** Begin SUPPLIED MATERIAL **

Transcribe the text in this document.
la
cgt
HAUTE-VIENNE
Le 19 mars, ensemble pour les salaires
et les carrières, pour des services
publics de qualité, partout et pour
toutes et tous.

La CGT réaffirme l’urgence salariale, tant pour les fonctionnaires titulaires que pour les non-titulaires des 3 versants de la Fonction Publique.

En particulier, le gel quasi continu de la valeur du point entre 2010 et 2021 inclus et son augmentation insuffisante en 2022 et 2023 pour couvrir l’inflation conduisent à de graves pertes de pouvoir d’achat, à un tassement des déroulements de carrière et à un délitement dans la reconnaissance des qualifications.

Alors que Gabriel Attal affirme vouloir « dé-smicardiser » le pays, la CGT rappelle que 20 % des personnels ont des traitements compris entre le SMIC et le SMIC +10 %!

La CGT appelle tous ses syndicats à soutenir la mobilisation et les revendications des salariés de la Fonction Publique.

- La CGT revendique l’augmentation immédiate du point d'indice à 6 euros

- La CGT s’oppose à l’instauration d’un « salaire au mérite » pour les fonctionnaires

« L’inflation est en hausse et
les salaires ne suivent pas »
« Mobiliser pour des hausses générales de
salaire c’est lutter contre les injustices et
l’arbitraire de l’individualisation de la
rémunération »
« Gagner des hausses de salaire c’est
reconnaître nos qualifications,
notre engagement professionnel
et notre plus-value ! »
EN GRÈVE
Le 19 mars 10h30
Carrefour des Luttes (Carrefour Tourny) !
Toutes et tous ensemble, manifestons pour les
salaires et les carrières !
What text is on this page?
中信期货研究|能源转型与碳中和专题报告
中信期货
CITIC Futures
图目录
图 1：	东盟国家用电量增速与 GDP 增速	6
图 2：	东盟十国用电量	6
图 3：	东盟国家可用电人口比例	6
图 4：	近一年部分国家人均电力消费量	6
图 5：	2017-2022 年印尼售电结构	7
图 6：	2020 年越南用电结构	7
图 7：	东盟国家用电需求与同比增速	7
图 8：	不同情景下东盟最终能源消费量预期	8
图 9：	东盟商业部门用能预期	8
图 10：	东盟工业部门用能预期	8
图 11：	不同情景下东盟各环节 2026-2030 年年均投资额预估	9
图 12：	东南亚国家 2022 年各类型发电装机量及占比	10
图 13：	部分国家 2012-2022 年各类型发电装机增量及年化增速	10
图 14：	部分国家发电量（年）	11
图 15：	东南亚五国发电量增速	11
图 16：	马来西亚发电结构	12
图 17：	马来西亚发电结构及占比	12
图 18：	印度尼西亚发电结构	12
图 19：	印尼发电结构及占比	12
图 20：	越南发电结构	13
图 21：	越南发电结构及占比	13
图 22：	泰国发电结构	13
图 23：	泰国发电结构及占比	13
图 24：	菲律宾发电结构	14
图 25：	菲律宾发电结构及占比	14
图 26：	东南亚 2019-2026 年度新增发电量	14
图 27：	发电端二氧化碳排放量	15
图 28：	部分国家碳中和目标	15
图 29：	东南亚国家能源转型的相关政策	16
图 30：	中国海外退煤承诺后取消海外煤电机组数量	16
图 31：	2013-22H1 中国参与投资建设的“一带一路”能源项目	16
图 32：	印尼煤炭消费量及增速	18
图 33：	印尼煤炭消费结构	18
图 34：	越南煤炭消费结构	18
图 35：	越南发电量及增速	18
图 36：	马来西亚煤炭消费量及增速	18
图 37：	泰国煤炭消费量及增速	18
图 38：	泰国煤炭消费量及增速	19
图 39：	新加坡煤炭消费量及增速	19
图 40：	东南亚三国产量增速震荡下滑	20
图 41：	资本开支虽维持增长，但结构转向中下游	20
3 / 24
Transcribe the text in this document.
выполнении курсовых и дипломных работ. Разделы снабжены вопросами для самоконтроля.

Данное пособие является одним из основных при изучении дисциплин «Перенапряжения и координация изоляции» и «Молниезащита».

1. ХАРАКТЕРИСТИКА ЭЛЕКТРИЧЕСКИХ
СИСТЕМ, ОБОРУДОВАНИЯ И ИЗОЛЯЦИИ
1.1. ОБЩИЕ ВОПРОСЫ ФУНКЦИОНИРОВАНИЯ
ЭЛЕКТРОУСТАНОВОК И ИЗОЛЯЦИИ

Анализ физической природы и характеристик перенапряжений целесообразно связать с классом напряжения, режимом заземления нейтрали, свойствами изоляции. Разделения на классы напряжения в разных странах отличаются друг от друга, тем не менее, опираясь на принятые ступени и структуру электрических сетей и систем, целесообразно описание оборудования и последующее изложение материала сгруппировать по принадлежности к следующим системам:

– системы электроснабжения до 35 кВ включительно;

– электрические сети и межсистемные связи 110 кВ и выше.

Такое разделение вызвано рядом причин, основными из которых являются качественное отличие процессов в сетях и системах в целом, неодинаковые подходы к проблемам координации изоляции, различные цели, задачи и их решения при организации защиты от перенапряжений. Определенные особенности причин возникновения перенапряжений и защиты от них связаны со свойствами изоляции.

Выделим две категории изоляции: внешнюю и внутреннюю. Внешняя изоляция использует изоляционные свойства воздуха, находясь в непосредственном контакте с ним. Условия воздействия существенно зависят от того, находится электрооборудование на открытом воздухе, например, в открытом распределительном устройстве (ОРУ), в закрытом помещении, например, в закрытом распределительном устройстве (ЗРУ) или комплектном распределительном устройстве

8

** End SUPPLIED MATERIAL **

[AIM OF THE EXERCISE] Please output the entries above, every line exactly as it reads.

[EXERCISE RESULT]
Transcribe the text in this document.
la
cgt
HAUTE-VIENNE
Le 19 mars, ensemble pour les salaires
et les carrières, pour des services
publics de qualité, partout et pour
toutes et tous.

La CGT réaffirme l’urgence salariale, tant pour les fonctionnaires titulaires que pour les non-titulaires des 3 versants de la Fonction Publique.

En particulier, le gel quasi continu de la valeur du point entre 2010 et 2021 inclus et son augmentation insuffisante en 2022 et 2023 pour couvrir l’inflation conduisent à de graves pertes de pouvoir d’achat, à un tassement des déroulements de carrière et à un délitement dans la reconnaissance des qualifications.

Alors que Gabriel Attal affirme vouloir « dé-smicardiser » le pays, la CGT rappelle que 20 % des personnels ont des traitements compris entre le SMIC et le SMIC +10 %!

La CGT appelle tous ses syndicats à soutenir la mobilisation et les revendications des salariés de la Fonction Publique.

- La CGT revendique l’augmentation immédiate du point d'indice à 6 euros

- La CGT s’oppose à l’instauration d’un « salaire au mérite » pour les fonctionnaires

« L’inflation est en hausse et
les salaires ne suivent pas »
« Mobiliser pour des hausses générales de
salaire c’est lutter contre les injustices et
l’arbitraire de l’individualisation de la
rémunération »
« Gagner des hausses de salaire c’est
reconnaître nos qualifications,
notre engagement professionnel
et notre plus-value ! »
EN GRÈVE
Le 19 mars 10h30
Carrefour des Luttes (Carrefour Tourny) !
Toutes et tous ensemble, manifestons pour les
salaires et les carrières !
What text is on this page?
中信期货研究|能源转型与碳中和专题报告
中信期货
CITIC Futures
图目录
图 1：	东盟国家用电量增速与 GDP 增速	6
图 2：	东盟十国用电量	6
图 3：	东盟国家可用电人口比例	6
图 4：	近一年部分国家人均电力消费量	6
图 5：	2017-2022 年印尼售电结构	7
图 6：	2020 年越南用电结构	7
图 7：	东盟国家用电需求与同比增速	7
图 8：	不同情景下东盟最终能源消费量预期	8
图 9：	东盟商业部门用能预期	8
图 10：	东盟工业部门用能预期	8
图 11：	不同情景下东盟各环节 2026-2030 年年均投资额预估	9
图 12：	东南亚国家 2022 年各类型发电装机量及占比	10
图 13：	部分国家 2012-2022 年各类型发电装机增量及年化增速	10
图 14：	部分国家发电量（年）	11
图 15：	东南亚五国发电量增速	11
图 16：	马来西亚发电结构	12
图 17：	马来西亚发电结构及占比	12
图 18：	印度尼西亚发电结构	12
图 19：	印尼发电结构及占比	12
图 20：	越南发电结构	13
图 21：	越南发电结构及占比	13
图 22：	泰国发电结构	13
图 23：	泰国发电结构及占比	13
图 24：	菲律宾发电结构	14
图 25：	菲律宾发电结构及占比	14
图 26：	东南亚 2019-2026 年度新增发电量	14
图 27：	发电端二氧化碳排放量	15
图 28：	部分国家碳中和目标	15
图 29：	东南亚国家能源转型的相关政策	16
图 30：	中国海外退煤承诺后取消海外煤电机组数量	16
图 31：	2013-22H1 中国参与投资建设的“一带一路”能源项目	16
图 32：	印尼煤炭消费量及增速	18
图 33：	印尼煤炭消费结构	18
图 34：	越南煤炭消费结构	18
图 35：	越南发电量及增速	18
图 36：	马来西亚煤炭消费量及增速	18
图 37：	泰国煤炭消费量及增速	18
图 38：	泰国煤炭消费量及增速	19
图 39：	新加坡煤炭消费量及增速	19
图 40：	东南亚三国产量增速震荡下滑	20
图 41：	资本开支虽维持增长，但结构转向中下游	20
3 / 24
Transcribe the text in this document.
выполнении курсовых и дипломных работ. Разделы снабжены вопросами для самоконтроля.

Данное пособие является одним из основных при изучении дисциплин «Перенапряжения и координация изоляции» и «Молниезащита».

1. ХАРАКТЕРИСТИКА ЭЛЕКТРИЧЕСКИХ
СИСТЕМ, ОБОРУДОВАНИЯ И ИЗОЛЯЦИИ
1.1. ОБЩИЕ ВОПРОСЫ ФУНКЦИОНИРОВАНИЯ
ЭЛЕКТРОУСТАНОВОК И ИЗОЛЯЦИИ

Анализ физической природы и характеристик перенапряжений целесообразно связать с классом напряжения, режимом заземления нейтрали, свойствами изоляции. Разделения на классы напряжения в разных странах отличаются друг от друга, тем не менее, опираясь на принятые ступени и структуру электрических сетей и систем, целесообразно описание оборудования и последующее изложение материала сгруппировать по принадлежности к следующим системам:

– системы электроснабжения до 35 кВ включительно;

– электрические сети и межсистемные связи 110 кВ и выше.

Такое разделение вызвано рядом причин, основными из которых являются качественное отличие процессов в сетях и системах в целом, неодинаковые подходы к проблемам координации изоляции, различные цели, задачи и их решения при организации защиты от перенапряжений. Определенные особенности причин возникновения перенапряжений и защиты от них связаны со свойствами изоляции.

Выделим две категории изоляции: внешнюю и внутреннюю. Внешняя изоляция использует изоляционные свойства воздуха, находясь в непосредственном контакте с ним. Условия воздействия существенно зависят от того, находится электрооборудование на открытом воздухе, например, в открытом распределительном устройстве (ОРУ), в закрытом помещении, например, в закрытом распределительном устройстве (ЗРУ) или комплектном распределительном устройстве

8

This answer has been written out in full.